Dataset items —
···

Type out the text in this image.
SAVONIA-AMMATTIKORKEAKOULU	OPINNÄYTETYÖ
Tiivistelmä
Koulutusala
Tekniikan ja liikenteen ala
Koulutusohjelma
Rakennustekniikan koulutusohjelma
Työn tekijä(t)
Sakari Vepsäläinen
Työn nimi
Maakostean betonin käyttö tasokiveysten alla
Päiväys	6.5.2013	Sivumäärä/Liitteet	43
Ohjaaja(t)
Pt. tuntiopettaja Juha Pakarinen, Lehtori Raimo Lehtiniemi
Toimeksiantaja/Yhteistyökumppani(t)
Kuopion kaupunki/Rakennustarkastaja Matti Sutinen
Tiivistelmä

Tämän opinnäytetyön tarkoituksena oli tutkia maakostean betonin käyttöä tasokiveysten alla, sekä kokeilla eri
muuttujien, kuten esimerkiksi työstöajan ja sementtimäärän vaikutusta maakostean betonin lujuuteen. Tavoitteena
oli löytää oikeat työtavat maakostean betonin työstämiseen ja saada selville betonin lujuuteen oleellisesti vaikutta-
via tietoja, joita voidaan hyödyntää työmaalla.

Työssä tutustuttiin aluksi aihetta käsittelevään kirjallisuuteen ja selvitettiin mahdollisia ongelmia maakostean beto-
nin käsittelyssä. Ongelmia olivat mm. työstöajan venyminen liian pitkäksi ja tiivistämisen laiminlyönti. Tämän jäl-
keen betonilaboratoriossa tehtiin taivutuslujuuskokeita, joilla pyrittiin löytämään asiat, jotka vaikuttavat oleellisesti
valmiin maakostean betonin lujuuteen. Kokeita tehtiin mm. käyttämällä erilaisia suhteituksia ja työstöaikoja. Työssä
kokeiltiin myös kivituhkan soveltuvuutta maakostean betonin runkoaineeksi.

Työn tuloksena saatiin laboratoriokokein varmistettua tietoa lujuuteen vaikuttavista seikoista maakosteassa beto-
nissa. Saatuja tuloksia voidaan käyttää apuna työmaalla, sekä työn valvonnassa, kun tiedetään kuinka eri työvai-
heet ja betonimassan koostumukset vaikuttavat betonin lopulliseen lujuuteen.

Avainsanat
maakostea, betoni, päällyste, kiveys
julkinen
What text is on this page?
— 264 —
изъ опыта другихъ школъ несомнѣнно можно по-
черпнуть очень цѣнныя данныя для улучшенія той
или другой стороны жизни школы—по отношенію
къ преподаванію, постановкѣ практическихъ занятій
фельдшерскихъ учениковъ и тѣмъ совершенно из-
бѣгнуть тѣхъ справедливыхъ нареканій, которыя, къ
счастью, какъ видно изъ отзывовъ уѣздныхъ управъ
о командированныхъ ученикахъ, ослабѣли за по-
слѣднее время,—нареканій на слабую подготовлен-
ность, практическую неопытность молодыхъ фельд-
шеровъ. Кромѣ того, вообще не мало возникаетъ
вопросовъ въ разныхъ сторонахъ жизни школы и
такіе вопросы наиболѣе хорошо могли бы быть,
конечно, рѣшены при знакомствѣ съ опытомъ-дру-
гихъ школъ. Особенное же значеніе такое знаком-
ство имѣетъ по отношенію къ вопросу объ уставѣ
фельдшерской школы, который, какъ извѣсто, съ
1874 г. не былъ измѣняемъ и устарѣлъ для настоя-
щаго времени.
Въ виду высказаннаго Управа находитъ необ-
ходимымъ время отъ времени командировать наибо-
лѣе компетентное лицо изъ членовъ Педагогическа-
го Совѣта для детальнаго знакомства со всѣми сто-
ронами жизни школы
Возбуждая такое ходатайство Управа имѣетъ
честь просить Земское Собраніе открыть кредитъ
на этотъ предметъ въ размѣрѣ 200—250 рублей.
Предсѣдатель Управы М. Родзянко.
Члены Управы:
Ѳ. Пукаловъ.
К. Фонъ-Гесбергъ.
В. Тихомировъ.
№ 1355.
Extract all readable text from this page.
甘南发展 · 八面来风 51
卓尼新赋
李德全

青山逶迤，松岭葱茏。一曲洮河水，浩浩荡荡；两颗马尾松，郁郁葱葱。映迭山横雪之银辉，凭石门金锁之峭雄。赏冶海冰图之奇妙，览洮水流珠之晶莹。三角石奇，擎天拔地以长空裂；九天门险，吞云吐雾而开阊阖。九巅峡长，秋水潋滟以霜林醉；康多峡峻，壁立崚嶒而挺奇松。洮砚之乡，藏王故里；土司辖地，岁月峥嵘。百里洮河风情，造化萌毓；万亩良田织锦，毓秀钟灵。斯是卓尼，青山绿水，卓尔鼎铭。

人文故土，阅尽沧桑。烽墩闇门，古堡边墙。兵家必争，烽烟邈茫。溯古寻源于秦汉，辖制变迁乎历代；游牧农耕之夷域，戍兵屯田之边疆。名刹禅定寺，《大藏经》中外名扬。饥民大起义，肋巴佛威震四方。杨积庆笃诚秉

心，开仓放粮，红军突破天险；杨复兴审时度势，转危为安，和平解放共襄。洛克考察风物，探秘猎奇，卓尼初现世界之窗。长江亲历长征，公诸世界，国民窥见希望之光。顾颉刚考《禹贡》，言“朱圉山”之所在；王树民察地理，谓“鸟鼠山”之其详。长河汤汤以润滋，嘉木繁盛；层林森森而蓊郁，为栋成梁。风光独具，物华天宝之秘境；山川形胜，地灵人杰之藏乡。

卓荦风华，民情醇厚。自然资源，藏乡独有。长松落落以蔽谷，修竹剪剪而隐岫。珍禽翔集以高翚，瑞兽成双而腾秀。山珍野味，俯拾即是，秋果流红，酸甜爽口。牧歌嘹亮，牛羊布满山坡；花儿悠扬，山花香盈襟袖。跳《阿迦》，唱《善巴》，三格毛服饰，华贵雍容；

···

Objective — Go through the listing and copy all of it exactly.

Output for this exercise —
Type out the text in this image.
SAVONIA-AMMATTIKORKEAKOULU	OPINNÄYTETYÖ
Tiivistelmä
Koulutusala
Tekniikan ja liikenteen ala
Koulutusohjelma
Rakennustekniikan koulutusohjelma
Työn tekijä(t)
Sakari Vepsäläinen
Työn nimi
Maakostean betonin käyttö tasokiveysten alla
Päiväys	6.5.2013	Sivumäärä/Liitteet	43
Ohjaaja(t)
Pt. tuntiopettaja Juha Pakarinen, Lehtori Raimo Lehtiniemi
Toimeksiantaja/Yhteistyökumppani(t)
Kuopion kaupunki/Rakennustarkastaja Matti Sutinen
Tiivistelmä

Tämän opinnäytetyön tarkoituksena oli tutkia maakostean betonin käyttöä tasokiveysten alla, sekä kokeilla eri
muuttujien, kuten esimerkiksi työstöajan ja sementtimäärän vaikutusta maakostean betonin lujuuteen. Tavoitteena
oli löytää oikeat työtavat maakostean betonin työstämiseen ja saada selville betonin lujuuteen oleellisesti vaikutta-
via tietoja, joita voidaan hyödyntää työmaalla.

Työssä tutustuttiin aluksi aihetta käsittelevään kirjallisuuteen ja selvitettiin mahdollisia ongelmia maakostean beto-
nin käsittelyssä. Ongelmia olivat mm. työstöajan venyminen liian pitkäksi ja tiivistämisen laiminlyönti. Tämän jäl-
keen betonilaboratoriossa tehtiin taivutuslujuuskokeita, joilla pyrittiin löytämään asiat, jotka vaikuttavat oleellisesti
valmiin maakostean betonin lujuuteen. Kokeita tehtiin mm. käyttämällä erilaisia suhteituksia ja työstöaikoja. Työssä
kokeiltiin myös kivituhkan soveltuvuutta maakostean betonin runkoaineeksi.

Työn tuloksena saatiin laboratoriokokein varmistettua tietoa lujuuteen vaikuttavista seikoista maakosteassa beto-
nissa. Saatuja tuloksia voidaan käyttää apuna työmaalla, sekä työn valvonnassa, kun tiedetään kuinka eri työvai-
heet ja betonimassan koostumukset vaikuttavat betonin lopulliseen lujuuteen.

Avainsanat
maakostea, betoni, päällyste, kiveys
julkinen
What text is on this page?
— 264 —
изъ опыта другихъ школъ несомнѣнно можно по-
черпнуть очень цѣнныя данныя для улучшенія той
или другой стороны жизни школы—по отношенію
къ преподаванію, постановкѣ практическихъ занятій
фельдшерскихъ учениковъ и тѣмъ совершенно из-
бѣгнуть тѣхъ справедливыхъ нареканій, которыя, къ
счастью, какъ видно изъ отзывовъ уѣздныхъ управъ
о командированныхъ ученикахъ, ослабѣли за по-
слѣднее время,—нареканій на слабую подготовлен-
ность, практическую неопытность молодыхъ фельд-
шеровъ. Кромѣ того, вообще не мало возникаетъ
вопросовъ въ разныхъ сторонахъ жизни школы и
такіе вопросы наиболѣе хорошо могли бы быть,
конечно, рѣшены при знакомствѣ съ опытомъ-дру-
гихъ школъ. Особенное же значеніе такое знаком-
ство имѣетъ по отношенію къ вопросу объ уставѣ
фельдшерской школы, который, какъ извѣсто, съ
1874 г. не былъ измѣняемъ и устарѣлъ для настоя-
щаго времени.
Въ виду высказаннаго Управа находитъ необ-
ходимымъ время отъ времени командировать наибо-
лѣе компетентное лицо изъ членовъ Педагогическа-
го Совѣта для детальнаго знакомства со всѣми сто-
ронами жизни школы
Возбуждая такое ходатайство Управа имѣетъ
честь просить Земское Собраніе открыть кредитъ
на этотъ предметъ въ размѣрѣ 200—250 рублей.
Предсѣдатель Управы М. Родзянко.
Члены Управы:
Ѳ. Пукаловъ.
К. Фонъ-Гесбергъ.
В. Тихомировъ.
№ 1355.
Extract all readable text from this page.
甘南发展 · 八面来风 51
卓尼新赋
李德全

青山逶迤，松岭葱茏。一曲洮河水，浩浩荡荡；两颗马尾松，郁郁葱葱。映迭山横雪之银辉，凭石门金锁之峭雄。赏冶海冰图之奇妙，览洮水流珠之晶莹。三角石奇，擎天拔地以长空裂；九天门险，吞云吐雾而开阊阖。九巅峡长，秋水潋滟以霜林醉；康多峡峻，壁立崚嶒而挺奇松。洮砚之乡，藏王故里；土司辖地，岁月峥嵘。百里洮河风情，造化萌毓；万亩良田织锦，毓秀钟灵。斯是卓尼，青山绿水，卓尔鼎铭。

人文故土，阅尽沧桑。烽墩闇门，古堡边墙。兵家必争，烽烟邈茫。溯古寻源于秦汉，辖制变迁乎历代；游牧农耕之夷域，戍兵屯田之边疆。名刹禅定寺，《大藏经》中外名扬。饥民大起义，肋巴佛威震四方。杨积庆笃诚秉

心，开仓放粮，红军突破天险；杨复兴审时度势，转危为安，和平解放共襄。洛克考察风物，探秘猎奇，卓尼初现世界之窗。长江亲历长征，公诸世界，国民窥见希望之光。顾颉刚考《禹贡》，言“朱圉山”之所在；王树民察地理，谓“鸟鼠山”之其详。长河汤汤以润滋，嘉木繁盛；层林森森而蓊郁，为栋成梁。风光独具，物华天宝之秘境；山川形胜，地灵人杰之藏乡。

卓荦风华，民情醇厚。自然资源，藏乡独有。长松落落以蔽谷，修竹剪剪而隐岫。珍禽翔集以高翚，瑞兽成双而腾秀。山珍野味，俯拾即是，秋果流红，酸甜爽口。牧歌嘹亮，牛羊布满山坡；花儿悠扬，山花香盈襟袖。跳《阿迦》，唱《善巴》，三格毛服饰，华贵雍容；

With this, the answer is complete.